EXERCISE PROMPT - Of all the lines in this data, how many include "locknut"? Respond with the number only.
>> begin RECORD EXCERPTS
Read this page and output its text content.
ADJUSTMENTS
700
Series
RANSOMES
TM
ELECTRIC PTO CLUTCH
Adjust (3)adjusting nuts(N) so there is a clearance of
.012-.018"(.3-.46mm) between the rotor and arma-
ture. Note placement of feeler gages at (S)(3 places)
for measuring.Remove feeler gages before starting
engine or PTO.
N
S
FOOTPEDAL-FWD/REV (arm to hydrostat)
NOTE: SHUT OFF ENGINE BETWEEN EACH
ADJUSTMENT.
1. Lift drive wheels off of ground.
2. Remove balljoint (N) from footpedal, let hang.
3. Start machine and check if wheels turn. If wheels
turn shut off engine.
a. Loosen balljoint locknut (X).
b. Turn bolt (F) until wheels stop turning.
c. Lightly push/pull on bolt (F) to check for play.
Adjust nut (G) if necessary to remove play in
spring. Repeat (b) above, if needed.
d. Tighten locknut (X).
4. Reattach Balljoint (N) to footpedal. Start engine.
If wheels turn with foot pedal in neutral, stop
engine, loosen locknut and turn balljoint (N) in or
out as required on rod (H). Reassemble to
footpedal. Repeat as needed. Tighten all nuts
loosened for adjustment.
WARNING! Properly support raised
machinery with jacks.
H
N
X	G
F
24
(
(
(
>> end RECORD EXCERPTS
REPLY - 3